====== Records for the exercise

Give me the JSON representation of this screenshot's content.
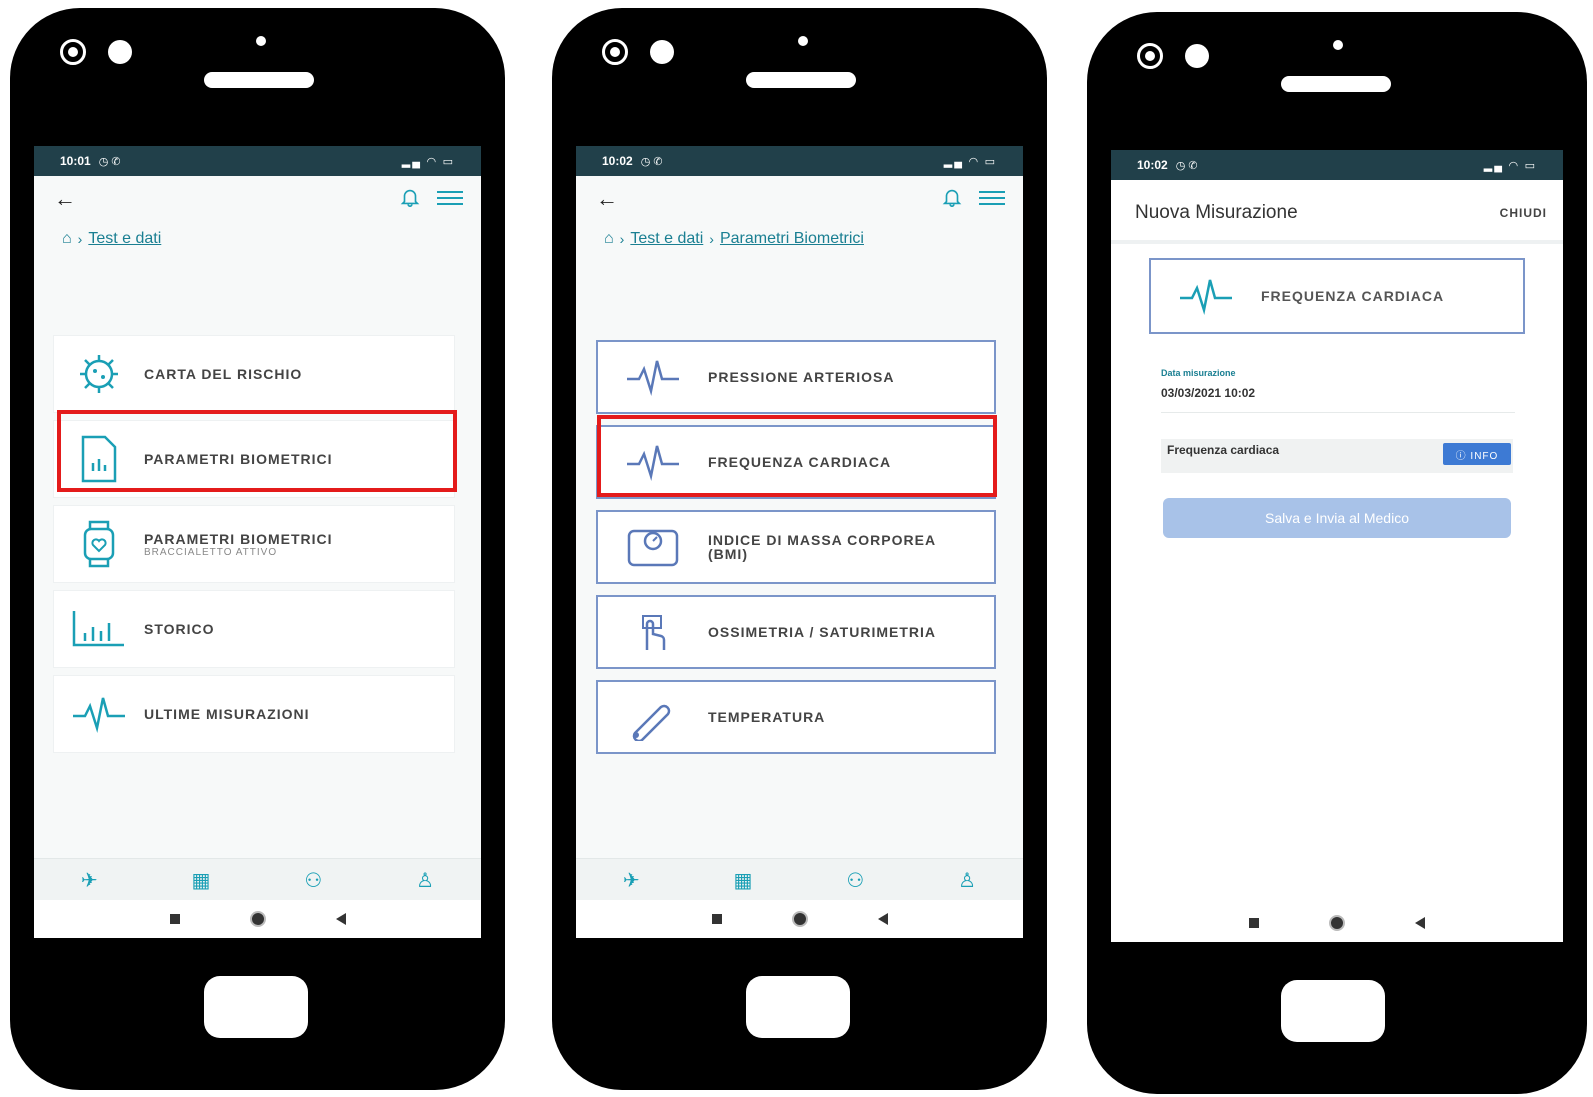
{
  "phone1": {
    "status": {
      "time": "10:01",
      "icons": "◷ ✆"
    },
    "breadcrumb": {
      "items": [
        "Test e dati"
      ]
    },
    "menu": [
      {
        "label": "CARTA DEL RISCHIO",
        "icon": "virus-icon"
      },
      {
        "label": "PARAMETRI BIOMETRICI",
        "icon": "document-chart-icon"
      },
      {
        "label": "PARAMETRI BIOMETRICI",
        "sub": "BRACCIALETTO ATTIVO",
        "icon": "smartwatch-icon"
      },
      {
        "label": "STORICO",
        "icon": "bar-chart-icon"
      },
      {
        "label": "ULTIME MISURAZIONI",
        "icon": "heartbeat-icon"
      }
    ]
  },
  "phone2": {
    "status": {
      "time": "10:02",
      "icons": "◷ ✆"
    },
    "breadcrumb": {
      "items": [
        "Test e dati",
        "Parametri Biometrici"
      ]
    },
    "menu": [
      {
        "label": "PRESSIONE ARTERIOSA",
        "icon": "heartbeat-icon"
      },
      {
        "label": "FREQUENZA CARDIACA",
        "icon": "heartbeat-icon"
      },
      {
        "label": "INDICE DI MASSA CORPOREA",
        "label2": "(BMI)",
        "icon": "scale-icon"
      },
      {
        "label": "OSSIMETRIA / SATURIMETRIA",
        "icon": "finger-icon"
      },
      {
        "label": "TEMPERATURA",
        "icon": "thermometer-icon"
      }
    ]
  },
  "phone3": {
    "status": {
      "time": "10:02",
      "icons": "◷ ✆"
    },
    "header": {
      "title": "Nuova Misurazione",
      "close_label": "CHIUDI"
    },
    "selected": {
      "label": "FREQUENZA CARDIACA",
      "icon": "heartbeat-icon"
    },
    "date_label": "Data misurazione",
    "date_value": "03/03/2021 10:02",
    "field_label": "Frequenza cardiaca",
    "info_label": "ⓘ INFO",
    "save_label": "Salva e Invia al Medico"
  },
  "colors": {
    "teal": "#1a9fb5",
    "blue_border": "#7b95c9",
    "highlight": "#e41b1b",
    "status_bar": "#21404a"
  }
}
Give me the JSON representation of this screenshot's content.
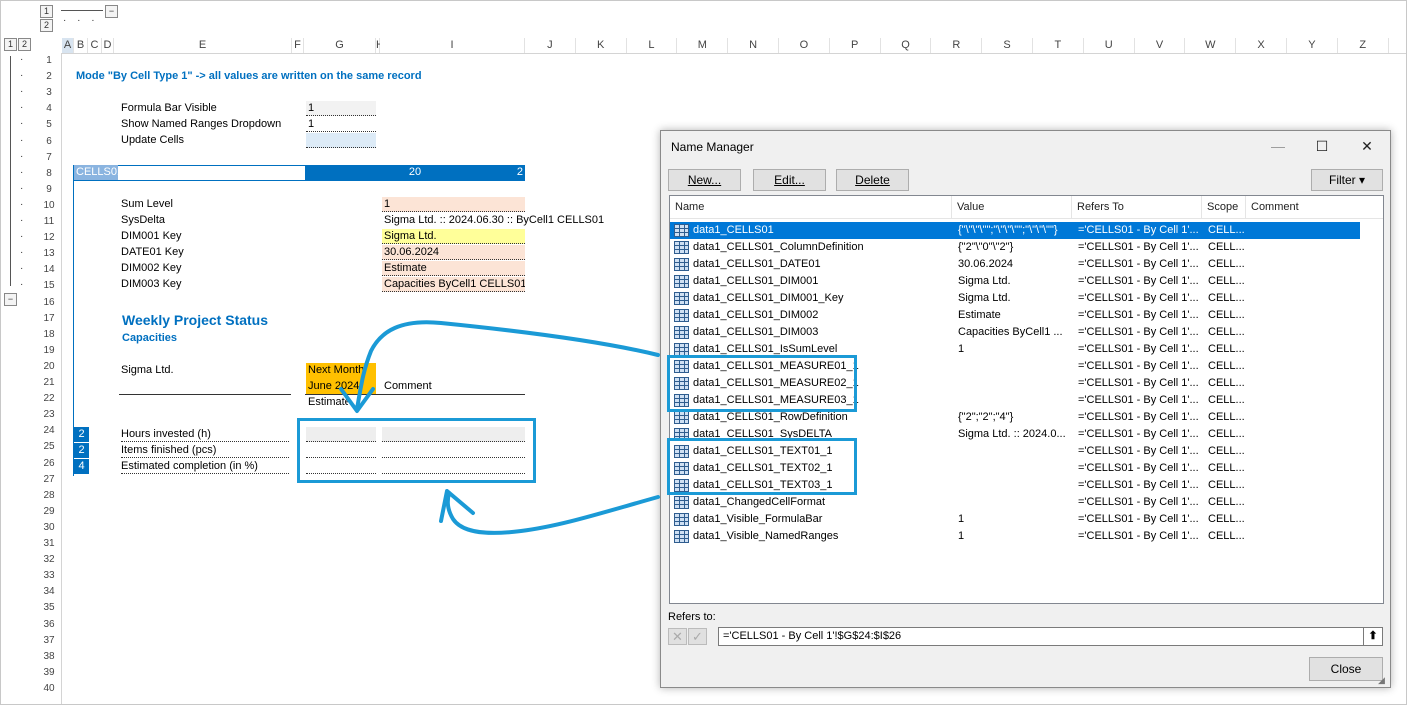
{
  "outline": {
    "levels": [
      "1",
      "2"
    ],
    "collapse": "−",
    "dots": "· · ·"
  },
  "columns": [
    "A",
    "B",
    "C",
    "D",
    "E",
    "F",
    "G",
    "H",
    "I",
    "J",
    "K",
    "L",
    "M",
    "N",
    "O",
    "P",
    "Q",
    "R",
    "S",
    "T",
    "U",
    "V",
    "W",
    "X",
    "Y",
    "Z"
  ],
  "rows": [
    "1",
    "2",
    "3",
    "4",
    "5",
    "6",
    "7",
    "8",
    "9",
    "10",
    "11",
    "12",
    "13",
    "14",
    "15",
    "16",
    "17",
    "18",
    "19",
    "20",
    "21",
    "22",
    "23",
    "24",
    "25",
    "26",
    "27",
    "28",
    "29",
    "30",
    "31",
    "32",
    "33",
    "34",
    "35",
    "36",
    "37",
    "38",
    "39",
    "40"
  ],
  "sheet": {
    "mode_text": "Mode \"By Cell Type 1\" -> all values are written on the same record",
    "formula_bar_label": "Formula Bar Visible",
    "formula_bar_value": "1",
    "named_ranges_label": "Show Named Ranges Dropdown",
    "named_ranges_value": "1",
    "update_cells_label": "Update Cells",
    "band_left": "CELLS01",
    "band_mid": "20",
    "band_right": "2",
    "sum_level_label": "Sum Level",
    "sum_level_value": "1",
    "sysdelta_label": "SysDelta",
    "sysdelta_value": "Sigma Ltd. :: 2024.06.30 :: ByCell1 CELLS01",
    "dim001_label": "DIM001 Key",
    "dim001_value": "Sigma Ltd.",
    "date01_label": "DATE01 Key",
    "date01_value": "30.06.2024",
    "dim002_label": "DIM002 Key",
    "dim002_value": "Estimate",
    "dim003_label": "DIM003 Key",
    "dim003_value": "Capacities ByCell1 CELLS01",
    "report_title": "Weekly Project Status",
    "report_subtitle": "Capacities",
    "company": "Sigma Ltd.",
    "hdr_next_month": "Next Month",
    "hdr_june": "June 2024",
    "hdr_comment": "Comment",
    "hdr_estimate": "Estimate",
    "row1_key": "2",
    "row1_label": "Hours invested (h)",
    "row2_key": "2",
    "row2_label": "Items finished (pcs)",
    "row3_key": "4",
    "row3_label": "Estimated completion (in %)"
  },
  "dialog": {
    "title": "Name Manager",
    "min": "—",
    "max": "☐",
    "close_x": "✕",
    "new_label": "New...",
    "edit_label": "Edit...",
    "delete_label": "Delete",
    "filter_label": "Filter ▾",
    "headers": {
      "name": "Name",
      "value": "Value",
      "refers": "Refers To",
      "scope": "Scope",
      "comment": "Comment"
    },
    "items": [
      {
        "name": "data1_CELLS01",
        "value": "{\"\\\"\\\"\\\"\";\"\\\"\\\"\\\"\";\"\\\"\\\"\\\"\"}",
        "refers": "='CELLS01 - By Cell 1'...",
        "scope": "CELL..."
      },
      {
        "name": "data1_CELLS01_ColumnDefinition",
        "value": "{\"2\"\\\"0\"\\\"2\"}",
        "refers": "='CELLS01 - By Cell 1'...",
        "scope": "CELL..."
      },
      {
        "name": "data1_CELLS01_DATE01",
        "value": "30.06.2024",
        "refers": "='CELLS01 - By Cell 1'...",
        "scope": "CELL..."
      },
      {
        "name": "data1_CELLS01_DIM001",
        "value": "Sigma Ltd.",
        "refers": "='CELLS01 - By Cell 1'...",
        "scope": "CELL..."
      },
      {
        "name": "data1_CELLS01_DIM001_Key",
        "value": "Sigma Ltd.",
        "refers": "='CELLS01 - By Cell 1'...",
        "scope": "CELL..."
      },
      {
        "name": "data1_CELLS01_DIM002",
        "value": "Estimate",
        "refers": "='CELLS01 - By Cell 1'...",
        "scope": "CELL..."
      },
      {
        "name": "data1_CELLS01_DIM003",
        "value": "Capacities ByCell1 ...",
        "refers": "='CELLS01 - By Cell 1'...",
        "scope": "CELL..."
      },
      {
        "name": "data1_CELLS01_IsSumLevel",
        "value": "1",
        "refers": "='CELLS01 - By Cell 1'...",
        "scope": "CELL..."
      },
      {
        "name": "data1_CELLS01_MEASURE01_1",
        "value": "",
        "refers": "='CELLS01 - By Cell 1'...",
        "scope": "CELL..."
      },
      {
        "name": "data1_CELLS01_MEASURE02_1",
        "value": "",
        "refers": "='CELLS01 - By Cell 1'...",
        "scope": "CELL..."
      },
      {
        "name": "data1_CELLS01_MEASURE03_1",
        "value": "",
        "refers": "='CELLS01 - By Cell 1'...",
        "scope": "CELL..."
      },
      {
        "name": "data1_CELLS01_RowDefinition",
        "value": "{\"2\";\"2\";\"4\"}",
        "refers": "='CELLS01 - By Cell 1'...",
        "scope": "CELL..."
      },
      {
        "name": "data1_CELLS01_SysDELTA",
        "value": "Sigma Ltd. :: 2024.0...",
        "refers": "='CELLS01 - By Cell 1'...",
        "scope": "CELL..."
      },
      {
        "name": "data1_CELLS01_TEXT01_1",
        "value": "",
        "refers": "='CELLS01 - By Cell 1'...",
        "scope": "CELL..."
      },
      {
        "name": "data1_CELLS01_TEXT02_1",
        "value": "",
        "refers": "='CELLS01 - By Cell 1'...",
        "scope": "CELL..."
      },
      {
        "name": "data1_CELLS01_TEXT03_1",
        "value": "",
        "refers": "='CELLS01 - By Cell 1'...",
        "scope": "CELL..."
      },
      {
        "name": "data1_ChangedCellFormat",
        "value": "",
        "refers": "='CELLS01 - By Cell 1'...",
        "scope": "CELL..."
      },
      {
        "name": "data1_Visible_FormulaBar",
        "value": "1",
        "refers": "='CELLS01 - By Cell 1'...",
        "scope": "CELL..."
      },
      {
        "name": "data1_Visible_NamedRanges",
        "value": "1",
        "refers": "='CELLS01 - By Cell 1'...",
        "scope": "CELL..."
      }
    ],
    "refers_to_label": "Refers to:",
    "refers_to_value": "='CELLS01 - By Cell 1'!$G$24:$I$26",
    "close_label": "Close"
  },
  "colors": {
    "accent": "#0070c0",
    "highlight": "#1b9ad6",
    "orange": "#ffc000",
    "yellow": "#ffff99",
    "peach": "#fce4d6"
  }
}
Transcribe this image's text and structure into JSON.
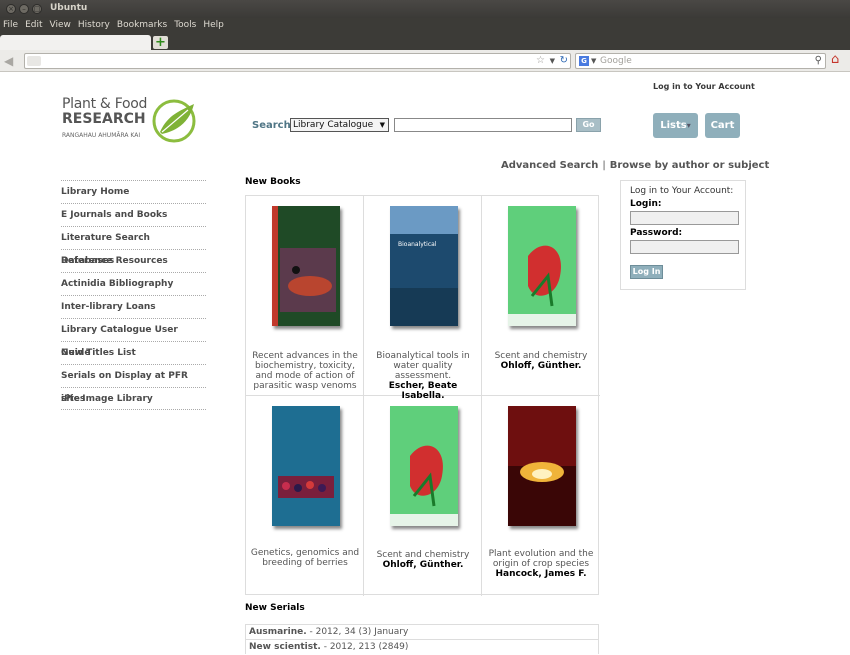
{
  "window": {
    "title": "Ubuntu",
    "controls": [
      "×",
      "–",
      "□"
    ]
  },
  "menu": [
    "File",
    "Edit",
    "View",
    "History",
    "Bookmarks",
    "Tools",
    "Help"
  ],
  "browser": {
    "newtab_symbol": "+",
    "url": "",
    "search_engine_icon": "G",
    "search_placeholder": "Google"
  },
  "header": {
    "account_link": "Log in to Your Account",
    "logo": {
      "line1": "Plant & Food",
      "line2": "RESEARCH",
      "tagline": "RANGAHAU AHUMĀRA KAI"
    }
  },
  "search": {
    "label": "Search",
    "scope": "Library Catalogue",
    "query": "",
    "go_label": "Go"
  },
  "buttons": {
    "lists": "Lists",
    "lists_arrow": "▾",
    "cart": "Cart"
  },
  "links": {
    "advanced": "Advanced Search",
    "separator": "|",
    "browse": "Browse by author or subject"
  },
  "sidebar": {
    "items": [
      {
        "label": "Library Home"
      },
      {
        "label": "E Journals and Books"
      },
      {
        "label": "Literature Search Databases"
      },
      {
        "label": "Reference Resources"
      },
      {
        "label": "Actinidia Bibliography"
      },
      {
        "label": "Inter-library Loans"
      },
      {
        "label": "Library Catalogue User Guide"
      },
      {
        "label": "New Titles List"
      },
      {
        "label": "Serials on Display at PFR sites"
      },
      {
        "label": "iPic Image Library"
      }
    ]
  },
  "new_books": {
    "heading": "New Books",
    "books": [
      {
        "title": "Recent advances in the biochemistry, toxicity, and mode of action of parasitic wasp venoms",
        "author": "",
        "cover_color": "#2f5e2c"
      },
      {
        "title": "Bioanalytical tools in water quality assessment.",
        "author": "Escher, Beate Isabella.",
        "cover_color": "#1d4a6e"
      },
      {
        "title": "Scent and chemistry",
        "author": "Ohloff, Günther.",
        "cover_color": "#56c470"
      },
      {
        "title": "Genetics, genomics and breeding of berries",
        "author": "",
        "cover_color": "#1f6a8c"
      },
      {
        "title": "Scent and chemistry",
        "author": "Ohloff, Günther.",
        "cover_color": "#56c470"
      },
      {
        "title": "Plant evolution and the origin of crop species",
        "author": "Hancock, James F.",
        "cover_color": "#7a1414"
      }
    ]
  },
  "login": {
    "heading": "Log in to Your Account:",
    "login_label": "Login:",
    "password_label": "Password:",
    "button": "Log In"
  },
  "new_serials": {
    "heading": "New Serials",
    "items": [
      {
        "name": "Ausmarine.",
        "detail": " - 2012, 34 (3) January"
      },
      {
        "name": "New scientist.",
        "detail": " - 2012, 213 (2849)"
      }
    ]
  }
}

============

Lines that contain "author" should be pulled from the entries above and reported.

* _Problem solution_
    "browse": "Browse by author or subject"
        "author": "",
        "author": "Escher, Beate Isabella.",
        "author": "Ohloff, Günther.",
        "author": "",
        "author": "Ohloff, Günther.",
        "author": "Hancock, James F.",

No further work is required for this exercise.